-- Short task --
Can you output the records below exactly as they are written?

-- Extracted material --
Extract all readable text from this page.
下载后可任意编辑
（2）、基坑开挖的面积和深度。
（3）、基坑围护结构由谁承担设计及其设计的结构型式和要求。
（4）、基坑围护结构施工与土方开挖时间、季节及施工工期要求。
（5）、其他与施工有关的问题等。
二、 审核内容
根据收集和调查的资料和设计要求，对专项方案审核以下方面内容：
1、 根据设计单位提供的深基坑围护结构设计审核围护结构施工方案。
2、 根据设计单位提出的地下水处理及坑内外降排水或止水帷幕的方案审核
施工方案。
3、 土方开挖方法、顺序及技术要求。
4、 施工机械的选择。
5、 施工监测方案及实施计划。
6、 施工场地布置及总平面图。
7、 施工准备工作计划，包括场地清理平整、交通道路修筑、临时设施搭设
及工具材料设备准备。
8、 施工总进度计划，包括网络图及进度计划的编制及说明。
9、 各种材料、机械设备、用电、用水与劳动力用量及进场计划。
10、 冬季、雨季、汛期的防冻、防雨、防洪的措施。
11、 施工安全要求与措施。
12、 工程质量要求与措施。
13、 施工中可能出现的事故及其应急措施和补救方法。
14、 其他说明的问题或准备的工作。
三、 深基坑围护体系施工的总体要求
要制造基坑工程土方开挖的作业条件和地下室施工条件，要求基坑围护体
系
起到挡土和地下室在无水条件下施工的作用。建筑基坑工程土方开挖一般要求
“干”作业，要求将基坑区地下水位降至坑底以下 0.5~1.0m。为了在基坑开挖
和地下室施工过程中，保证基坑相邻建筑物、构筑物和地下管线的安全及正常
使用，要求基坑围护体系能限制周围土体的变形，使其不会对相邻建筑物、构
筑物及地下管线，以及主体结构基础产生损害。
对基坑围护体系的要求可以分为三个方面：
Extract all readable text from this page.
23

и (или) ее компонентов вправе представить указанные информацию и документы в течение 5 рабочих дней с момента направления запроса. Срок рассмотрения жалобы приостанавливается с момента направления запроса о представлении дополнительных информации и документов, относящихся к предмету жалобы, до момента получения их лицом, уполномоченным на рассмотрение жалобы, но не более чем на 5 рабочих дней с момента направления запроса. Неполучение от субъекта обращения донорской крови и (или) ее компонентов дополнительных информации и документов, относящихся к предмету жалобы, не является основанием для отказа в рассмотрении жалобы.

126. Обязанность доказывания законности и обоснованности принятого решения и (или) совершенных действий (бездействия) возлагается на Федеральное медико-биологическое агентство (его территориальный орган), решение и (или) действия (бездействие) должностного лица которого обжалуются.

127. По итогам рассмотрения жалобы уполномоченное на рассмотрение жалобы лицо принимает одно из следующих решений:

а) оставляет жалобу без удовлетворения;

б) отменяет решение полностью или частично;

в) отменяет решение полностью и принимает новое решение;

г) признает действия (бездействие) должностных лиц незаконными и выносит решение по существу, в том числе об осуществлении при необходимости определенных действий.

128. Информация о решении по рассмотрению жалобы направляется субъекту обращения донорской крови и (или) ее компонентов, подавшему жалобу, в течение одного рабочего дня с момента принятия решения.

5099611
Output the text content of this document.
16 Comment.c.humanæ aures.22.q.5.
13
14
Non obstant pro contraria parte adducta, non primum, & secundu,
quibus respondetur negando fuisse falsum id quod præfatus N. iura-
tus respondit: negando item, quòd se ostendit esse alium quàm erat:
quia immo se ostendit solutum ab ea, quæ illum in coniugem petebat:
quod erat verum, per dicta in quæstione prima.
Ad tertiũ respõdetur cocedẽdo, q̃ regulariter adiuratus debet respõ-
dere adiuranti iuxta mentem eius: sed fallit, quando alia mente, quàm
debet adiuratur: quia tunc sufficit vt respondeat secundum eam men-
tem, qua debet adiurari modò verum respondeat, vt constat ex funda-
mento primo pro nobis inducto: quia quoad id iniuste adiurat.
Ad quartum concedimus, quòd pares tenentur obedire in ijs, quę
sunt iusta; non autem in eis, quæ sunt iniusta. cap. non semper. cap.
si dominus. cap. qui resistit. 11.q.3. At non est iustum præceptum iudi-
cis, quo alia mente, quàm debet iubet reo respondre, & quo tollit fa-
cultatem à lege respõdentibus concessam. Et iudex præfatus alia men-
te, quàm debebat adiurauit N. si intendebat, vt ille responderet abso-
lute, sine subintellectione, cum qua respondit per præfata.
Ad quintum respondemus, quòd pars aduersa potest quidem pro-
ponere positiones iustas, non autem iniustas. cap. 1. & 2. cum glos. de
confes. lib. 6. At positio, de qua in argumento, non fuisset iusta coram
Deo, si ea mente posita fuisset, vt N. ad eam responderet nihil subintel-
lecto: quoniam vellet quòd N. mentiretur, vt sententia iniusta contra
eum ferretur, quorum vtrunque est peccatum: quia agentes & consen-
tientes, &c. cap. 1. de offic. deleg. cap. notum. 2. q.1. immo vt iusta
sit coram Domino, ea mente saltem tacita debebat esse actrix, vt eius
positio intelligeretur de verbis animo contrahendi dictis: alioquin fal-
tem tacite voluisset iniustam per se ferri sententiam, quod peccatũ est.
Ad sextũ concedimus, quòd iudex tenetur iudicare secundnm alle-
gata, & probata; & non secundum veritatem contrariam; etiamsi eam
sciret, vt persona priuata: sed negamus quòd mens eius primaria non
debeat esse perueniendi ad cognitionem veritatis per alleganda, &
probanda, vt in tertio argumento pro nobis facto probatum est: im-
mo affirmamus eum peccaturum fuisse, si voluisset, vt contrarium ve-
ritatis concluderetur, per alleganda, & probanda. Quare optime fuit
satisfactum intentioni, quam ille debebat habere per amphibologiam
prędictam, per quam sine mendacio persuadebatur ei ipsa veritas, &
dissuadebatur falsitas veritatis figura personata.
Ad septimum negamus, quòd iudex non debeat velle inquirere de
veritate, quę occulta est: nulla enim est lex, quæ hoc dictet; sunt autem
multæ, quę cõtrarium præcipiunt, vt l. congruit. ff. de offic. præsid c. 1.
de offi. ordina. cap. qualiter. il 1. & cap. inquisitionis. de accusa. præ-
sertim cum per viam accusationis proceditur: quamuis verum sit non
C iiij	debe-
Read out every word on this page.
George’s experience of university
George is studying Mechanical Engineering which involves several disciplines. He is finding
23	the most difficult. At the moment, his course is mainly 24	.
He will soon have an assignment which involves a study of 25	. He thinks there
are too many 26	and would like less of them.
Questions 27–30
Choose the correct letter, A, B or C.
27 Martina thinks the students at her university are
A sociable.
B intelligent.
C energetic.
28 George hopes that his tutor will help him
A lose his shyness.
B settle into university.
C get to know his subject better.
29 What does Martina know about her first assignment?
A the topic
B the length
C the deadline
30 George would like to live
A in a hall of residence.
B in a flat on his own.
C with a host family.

-- Response --
Extract all readable text from this page.
下载后可任意编辑
（2）、基坑开挖的面积和深度。
（3）、基坑围护结构由谁承担设计及其设计的结构型式和要求。
（4）、基坑围护结构施工与土方开挖时间、季节及施工工期要求。
（5）、其他与施工有关的问题等。
二、 审核内容
根据收集和调查的资料和设计要求，对专项方案审核以下方面内容：
1、 根据设计单位提供的深基坑围护结构设计审核围护结构施工方案。
2、 根据设计单位提出的地下水处理及坑内外降排水或止水帷幕的方案审核
施工方案。
3、 土方开挖方法、顺序及技术要求。
4、 施工机械的选择。
5、 施工监测方案及实施计划。
6、 施工场地布置及总平面图。
7、 施工准备工作计划，包括场地清理平整、交通道路修筑、临时设施搭设
及工具材料设备准备。
8、 施工总进度计划，包括网络图及进度计划的编制及说明。
9、 各种材料、机械设备、用电、用水与劳动力用量及进场计划。
10、 冬季、雨季、汛期的防冻、防雨、防洪的措施。
11、 施工安全要求与措施。
12、 工程质量要求与措施。
13、 施工中可能出现的事故及其应急措施和补救方法。
14、 其他说明的问题或准备的工作。
三、 深基坑围护体系施工的总体要求
要制造基坑工程土方开挖的作业条件和地下室施工条件，要求基坑围护体
系
起到挡土和地下室在无水条件下施工的作用。建筑基坑工程土方开挖一般要求
“干”作业，要求将基坑区地下水位降至坑底以下 0.5~1.0m。为了在基坑开挖
和地下室施工过程中，保证基坑相邻建筑物、构筑物和地下管线的安全及正常
使用，要求基坑围护体系能限制周围土体的变形，使其不会对相邻建筑物、构
筑物及地下管线，以及主体结构基础产生损害。
对基坑围护体系的要求可以分为三个方面：
Extract all readable text from this page.
23

и (или) ее компонентов вправе представить указанные информацию и документы в течение 5 рабочих дней с момента направления запроса. Срок рассмотрения жалобы приостанавливается с момента направления запроса о представлении дополнительных информации и документов, относящихся к предмету жалобы, до момента получения их лицом, уполномоченным на рассмотрение жалобы, но не более чем на 5 рабочих дней с момента направления запроса. Неполучение от субъекта обращения донорской крови и (или) ее компонентов дополнительных информации и документов, относящихся к предмету жалобы, не является основанием для отказа в рассмотрении жалобы.

126. Обязанность доказывания законности и обоснованности принятого решения и (или) совершенных действий (бездействия) возлагается на Федеральное медико-биологическое агентство (его территориальный орган), решение и (или) действия (бездействие) должностного лица которого обжалуются.

127. По итогам рассмотрения жалобы уполномоченное на рассмотрение жалобы лицо принимает одно из следующих решений:

а) оставляет жалобу без удовлетворения;

б) отменяет решение полностью или частично;

в) отменяет решение полностью и принимает новое решение;

г) признает действия (бездействие) должностных лиц незаконными и выносит решение по существу, в том числе об осуществлении при необходимости определенных действий.

128. Информация о решении по рассмотрению жалобы направляется субъекту обращения донорской крови и (или) ее компонентов, подавшему жалобу, в течение одного рабочего дня с момента принятия решения.

5099611
Output the text content of this document.
16 Comment.c.humanæ aures.22.q.5.
13
14
Non obstant pro contraria parte adducta, non primum, & secundu,
quibus respondetur negando fuisse falsum id quod præfatus N. iura-
tus respondit: negando item, quòd se ostendit esse alium quàm erat:
quia immo se ostendit solutum ab ea, quæ illum in coniugem petebat:
quod erat verum, per dicta in quæstione prima.
Ad tertiũ respõdetur cocedẽdo, q̃ regulariter adiuratus debet respõ-
dere adiuranti iuxta mentem eius: sed fallit, quando alia mente, quàm
debet adiuratur: quia tunc sufficit vt respondeat secundum eam men-
tem, qua debet adiurari modò verum respondeat, vt constat ex funda-
mento primo pro nobis inducto: quia quoad id iniuste adiurat.
Ad quartum concedimus, quòd pares tenentur obedire in ijs, quę
sunt iusta; non autem in eis, quæ sunt iniusta. cap. non semper. cap.
si dominus. cap. qui resistit. 11.q.3. At non est iustum præceptum iudi-
cis, quo alia mente, quàm debet iubet reo respondre, & quo tollit fa-
cultatem à lege respõdentibus concessam. Et iudex præfatus alia men-
te, quàm debebat adiurauit N. si intendebat, vt ille responderet abso-
lute, sine subintellectione, cum qua respondit per præfata.
Ad quintum respondemus, quòd pars aduersa potest quidem pro-
ponere positiones iustas, non autem iniustas. cap. 1. & 2. cum glos. de
confes. lib. 6. At positio, de qua in argumento, non fuisset iusta coram
Deo, si ea mente posita fuisset, vt N. ad eam responderet nihil subintel-
lecto: quoniam vellet quòd N. mentiretur, vt sententia iniusta contra
eum ferretur, quorum vtrunque est peccatum: quia agentes & consen-
tientes, &c. cap. 1. de offic. deleg. cap. notum. 2. q.1. immo vt iusta
sit coram Domino, ea mente saltem tacita debebat esse actrix, vt eius
positio intelligeretur de verbis animo contrahendi dictis: alioquin fal-
tem tacite voluisset iniustam per se ferri sententiam, quod peccatũ est.
Ad sextũ concedimus, quòd iudex tenetur iudicare secundnm alle-
gata, & probata; & non secundum veritatem contrariam; etiamsi eam
sciret, vt persona priuata: sed negamus quòd mens eius primaria non
debeat esse perueniendi ad cognitionem veritatis per alleganda, &
probanda, vt in tertio argumento pro nobis facto probatum est: im-
mo affirmamus eum peccaturum fuisse, si voluisset, vt contrarium ve-
ritatis concluderetur, per alleganda, & probanda. Quare optime fuit
satisfactum intentioni, quam ille debebat habere per amphibologiam
prędictam, per quam sine mendacio persuadebatur ei ipsa veritas, &
dissuadebatur falsitas veritatis figura personata.
Ad septimum negamus, quòd iudex non debeat velle inquirere de
veritate, quę occulta est: nulla enim est lex, quæ hoc dictet; sunt autem
multæ, quę cõtrarium præcipiunt, vt l. congruit. ff. de offic. præsid c. 1.
de offi. ordina. cap. qualiter. il 1. & cap. inquisitionis. de accusa. præ-
sertim cum per viam accusationis proceditur: quamuis verum sit non
C iiij	debe-
Read out every word on this page.
George’s experience of university
George is studying Mechanical Engineering which involves several disciplines. He is finding
23	the most difficult. At the moment, his course is mainly 24	.
He will soon have an assignment which involves a study of 25	. He thinks there
are too many 26	and would like less of them.
Questions 27–30
Choose the correct letter, A, B or C.
27 Martina thinks the students at her university are
A sociable.
B intelligent.
C energetic.
28 George hopes that his tutor will help him
A lose his shyness.
B settle into university.
C get to know his subject better.
29 What does Martina know about her first assignment?
A the topic
B the length
C the deadline
30 George would like to live
A in a hall of residence.
B in a flat on his own.
C with a host family.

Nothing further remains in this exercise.